• [TASK DESCRIPTION] Gather up the lines that contain "title".

• [MATERIAL FOR THIS TASK]
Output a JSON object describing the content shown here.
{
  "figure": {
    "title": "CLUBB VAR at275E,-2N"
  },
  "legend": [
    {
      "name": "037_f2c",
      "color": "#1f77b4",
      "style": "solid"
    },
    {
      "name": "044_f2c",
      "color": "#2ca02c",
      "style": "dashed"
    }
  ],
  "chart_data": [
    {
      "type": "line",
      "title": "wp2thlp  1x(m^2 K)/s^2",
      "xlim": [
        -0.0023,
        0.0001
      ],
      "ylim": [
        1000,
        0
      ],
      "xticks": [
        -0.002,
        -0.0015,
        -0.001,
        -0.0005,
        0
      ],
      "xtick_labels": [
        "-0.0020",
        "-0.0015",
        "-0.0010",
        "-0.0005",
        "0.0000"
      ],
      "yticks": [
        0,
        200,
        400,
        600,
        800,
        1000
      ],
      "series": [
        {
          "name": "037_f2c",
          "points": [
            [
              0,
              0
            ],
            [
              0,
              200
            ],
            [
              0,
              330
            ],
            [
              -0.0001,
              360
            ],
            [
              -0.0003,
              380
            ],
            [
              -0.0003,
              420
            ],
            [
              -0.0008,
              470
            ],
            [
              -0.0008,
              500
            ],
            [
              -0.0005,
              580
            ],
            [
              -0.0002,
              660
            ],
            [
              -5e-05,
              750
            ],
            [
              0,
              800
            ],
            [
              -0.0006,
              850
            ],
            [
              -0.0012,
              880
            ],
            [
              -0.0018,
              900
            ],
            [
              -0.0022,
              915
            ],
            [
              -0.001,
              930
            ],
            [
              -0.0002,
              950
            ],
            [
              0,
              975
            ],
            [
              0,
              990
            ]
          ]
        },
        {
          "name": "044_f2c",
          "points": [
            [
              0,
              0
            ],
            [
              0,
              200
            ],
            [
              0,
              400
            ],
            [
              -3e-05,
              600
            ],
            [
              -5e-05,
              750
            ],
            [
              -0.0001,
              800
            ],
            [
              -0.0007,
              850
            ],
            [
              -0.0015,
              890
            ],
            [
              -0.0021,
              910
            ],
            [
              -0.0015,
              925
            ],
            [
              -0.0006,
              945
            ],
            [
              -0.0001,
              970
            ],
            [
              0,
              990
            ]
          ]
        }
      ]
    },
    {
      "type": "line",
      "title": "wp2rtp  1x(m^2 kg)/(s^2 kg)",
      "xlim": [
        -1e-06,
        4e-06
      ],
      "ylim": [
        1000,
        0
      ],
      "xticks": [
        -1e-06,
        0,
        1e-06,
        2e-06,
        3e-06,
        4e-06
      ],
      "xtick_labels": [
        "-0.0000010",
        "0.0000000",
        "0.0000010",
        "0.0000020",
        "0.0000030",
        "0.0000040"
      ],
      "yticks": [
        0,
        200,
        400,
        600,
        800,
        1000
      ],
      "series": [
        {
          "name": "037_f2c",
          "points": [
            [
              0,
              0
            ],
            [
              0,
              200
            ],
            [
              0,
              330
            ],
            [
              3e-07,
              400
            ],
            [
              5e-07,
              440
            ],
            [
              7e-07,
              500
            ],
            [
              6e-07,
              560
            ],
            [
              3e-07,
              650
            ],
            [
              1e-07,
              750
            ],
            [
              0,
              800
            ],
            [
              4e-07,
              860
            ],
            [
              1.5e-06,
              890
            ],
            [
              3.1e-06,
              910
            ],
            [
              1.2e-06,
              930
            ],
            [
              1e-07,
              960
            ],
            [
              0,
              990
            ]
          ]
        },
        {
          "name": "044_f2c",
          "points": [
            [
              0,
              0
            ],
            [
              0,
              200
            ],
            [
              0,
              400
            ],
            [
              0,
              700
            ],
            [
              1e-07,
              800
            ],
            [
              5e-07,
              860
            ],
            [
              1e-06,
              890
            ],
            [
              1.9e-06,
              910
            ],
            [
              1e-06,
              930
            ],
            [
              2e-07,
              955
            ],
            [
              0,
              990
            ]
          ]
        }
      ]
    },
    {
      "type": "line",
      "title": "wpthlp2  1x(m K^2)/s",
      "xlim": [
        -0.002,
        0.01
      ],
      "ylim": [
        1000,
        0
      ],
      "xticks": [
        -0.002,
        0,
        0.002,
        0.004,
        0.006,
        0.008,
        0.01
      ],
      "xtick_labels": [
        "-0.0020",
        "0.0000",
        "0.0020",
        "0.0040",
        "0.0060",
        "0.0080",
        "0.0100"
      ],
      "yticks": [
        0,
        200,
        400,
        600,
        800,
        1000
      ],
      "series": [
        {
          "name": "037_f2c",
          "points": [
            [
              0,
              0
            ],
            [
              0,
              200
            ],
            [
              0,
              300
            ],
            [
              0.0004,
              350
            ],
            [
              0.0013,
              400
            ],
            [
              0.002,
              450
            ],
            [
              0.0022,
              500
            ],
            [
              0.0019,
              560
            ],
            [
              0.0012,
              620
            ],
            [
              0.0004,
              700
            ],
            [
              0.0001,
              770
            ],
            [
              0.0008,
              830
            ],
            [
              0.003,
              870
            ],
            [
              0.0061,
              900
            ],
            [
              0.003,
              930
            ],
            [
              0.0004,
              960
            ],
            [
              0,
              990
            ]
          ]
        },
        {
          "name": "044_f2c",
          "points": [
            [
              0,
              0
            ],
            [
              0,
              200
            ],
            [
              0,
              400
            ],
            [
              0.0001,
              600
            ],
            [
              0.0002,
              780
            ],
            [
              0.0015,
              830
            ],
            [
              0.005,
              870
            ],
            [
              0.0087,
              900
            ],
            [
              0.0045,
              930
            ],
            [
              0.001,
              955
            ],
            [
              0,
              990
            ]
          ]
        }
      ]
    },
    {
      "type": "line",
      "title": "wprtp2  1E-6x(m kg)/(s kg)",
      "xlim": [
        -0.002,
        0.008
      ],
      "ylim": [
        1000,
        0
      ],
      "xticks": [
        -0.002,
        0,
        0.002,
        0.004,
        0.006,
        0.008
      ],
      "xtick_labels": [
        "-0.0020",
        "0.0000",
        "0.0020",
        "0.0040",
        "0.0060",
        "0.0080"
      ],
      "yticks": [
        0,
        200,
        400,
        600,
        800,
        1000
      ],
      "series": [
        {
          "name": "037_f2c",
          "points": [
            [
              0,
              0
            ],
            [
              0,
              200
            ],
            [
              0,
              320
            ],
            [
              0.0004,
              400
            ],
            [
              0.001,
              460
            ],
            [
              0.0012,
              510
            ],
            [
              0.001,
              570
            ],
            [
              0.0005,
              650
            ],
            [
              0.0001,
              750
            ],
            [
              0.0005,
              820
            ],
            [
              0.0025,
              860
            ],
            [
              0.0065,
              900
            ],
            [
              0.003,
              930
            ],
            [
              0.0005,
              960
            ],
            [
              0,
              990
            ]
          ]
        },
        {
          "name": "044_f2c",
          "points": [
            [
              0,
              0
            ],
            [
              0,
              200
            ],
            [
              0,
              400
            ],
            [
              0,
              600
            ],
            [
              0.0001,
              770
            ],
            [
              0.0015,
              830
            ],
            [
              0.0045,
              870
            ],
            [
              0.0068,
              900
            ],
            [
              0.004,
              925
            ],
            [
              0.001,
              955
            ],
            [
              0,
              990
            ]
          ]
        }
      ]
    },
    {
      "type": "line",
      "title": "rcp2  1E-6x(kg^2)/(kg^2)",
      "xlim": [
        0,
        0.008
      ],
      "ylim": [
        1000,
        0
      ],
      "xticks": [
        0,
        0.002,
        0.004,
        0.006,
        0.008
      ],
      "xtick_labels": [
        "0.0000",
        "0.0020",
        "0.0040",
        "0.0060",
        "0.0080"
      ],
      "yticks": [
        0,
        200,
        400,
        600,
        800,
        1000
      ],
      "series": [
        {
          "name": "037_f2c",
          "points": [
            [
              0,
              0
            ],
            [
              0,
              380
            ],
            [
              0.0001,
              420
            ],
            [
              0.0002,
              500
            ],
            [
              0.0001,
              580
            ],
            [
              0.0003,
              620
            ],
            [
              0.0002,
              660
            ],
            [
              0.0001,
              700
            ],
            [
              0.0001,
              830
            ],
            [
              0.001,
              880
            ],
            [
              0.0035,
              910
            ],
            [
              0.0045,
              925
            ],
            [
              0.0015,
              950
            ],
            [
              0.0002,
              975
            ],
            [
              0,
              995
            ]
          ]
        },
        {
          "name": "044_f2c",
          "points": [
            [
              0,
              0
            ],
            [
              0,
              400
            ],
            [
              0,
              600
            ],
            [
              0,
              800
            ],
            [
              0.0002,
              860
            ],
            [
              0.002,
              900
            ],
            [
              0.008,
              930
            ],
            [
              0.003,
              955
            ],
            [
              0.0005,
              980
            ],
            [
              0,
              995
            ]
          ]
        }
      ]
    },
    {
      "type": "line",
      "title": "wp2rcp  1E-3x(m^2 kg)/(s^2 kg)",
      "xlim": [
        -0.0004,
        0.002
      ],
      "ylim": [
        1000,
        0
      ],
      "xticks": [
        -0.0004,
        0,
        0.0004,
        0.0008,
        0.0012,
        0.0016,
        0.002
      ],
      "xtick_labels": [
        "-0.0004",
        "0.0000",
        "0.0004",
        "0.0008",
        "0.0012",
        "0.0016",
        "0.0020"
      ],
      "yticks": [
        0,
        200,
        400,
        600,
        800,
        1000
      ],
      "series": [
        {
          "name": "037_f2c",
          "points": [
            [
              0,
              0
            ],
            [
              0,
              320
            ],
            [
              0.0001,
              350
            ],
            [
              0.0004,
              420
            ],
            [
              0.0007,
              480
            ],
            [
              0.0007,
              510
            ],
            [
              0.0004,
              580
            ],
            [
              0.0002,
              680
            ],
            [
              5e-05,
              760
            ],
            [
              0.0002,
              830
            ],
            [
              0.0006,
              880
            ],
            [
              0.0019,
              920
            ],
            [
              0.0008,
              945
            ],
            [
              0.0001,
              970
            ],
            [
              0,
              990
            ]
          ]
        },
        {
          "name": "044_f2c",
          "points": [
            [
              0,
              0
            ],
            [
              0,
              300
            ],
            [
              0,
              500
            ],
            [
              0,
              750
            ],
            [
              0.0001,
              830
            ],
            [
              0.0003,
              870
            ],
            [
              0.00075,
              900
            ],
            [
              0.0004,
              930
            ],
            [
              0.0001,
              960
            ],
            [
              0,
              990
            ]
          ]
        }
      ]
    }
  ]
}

• [REPLY]
    "title": "CLUBB VAR at275E,-2N"
      "title": "wp2thlp  1x(m^2 K)/s^2",
      "title": "wp2rtp  1x(m^2 kg)/(s^2 kg)",
      "title": "wpthlp2  1x(m K^2)/s",
      "title": "wprtp2  1E-6x(m kg)/(s kg)",
      "title": "rcp2  1E-6x(kg^2)/(kg^2)",
      "title": "wp2rcp  1E-3x(m^2 kg)/(s^2 kg)",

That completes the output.